What you are asked to do:
Copy each line of the material below that includes the string "from".

Extracted material:
::::
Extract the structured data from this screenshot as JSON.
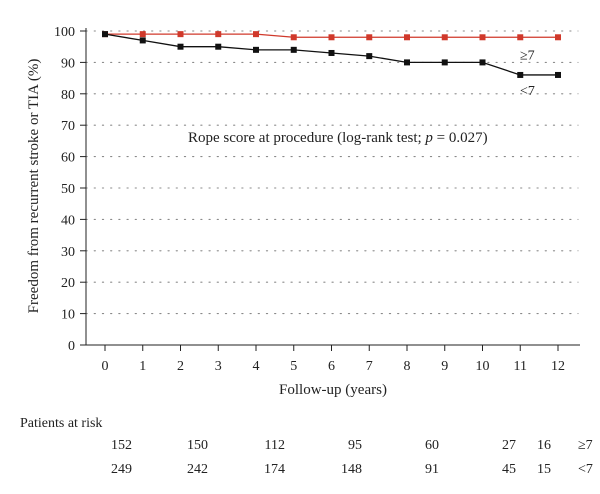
{
  "chart_data": {
    "type": "line",
    "ylabel": "Freedom from recurrent stroke or TIA (%)",
    "xlabel": "Follow-up (years)",
    "xlim": [
      0,
      12
    ],
    "ylim": [
      0,
      100
    ],
    "x_ticks": [
      0,
      1,
      2,
      3,
      4,
      5,
      6,
      7,
      8,
      9,
      10,
      11,
      12
    ],
    "y_ticks": [
      0,
      10,
      20,
      30,
      40,
      50,
      60,
      70,
      80,
      90,
      100
    ],
    "grid": "horizontal-dotted",
    "annotation": {
      "prefix": "Rope score at procedure (log-rank test; ",
      "p_symbol": "p",
      "suffix": " = 0.027)"
    },
    "series": [
      {
        "name": "≥7",
        "color": "#d0392b",
        "points": [
          [
            0,
            99
          ],
          [
            1,
            99
          ],
          [
            2,
            99
          ],
          [
            3,
            99
          ],
          [
            4,
            99
          ],
          [
            5,
            98
          ],
          [
            6,
            98
          ],
          [
            7,
            98
          ],
          [
            8,
            98
          ],
          [
            9,
            98
          ],
          [
            10,
            98
          ],
          [
            11,
            98
          ],
          [
            12,
            98
          ]
        ]
      },
      {
        "name": "<7",
        "color": "#111111",
        "points": [
          [
            0,
            99
          ],
          [
            1,
            97
          ],
          [
            2,
            95
          ],
          [
            3,
            95
          ],
          [
            4,
            94
          ],
          [
            5,
            94
          ],
          [
            6,
            93
          ],
          [
            7,
            92
          ],
          [
            8,
            90
          ],
          [
            9,
            90
          ],
          [
            10,
            90
          ],
          [
            11,
            86
          ],
          [
            12,
            86
          ]
        ]
      }
    ],
    "at_risk": {
      "title": "Patients at risk",
      "rows": [
        {
          "label": "≥7",
          "values": [
            "152",
            "150",
            "112",
            "95",
            "60",
            "27",
            "16"
          ]
        },
        {
          "label": "<7",
          "values": [
            "249",
            "242",
            "174",
            "148",
            "91",
            "45",
            "15"
          ]
        }
      ]
    }
  }
}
::::
Answer to this problem:
Extract the structured data from this screenshot as JSON.
    "ylabel": "Freedom from recurrent stroke or TIA (%)",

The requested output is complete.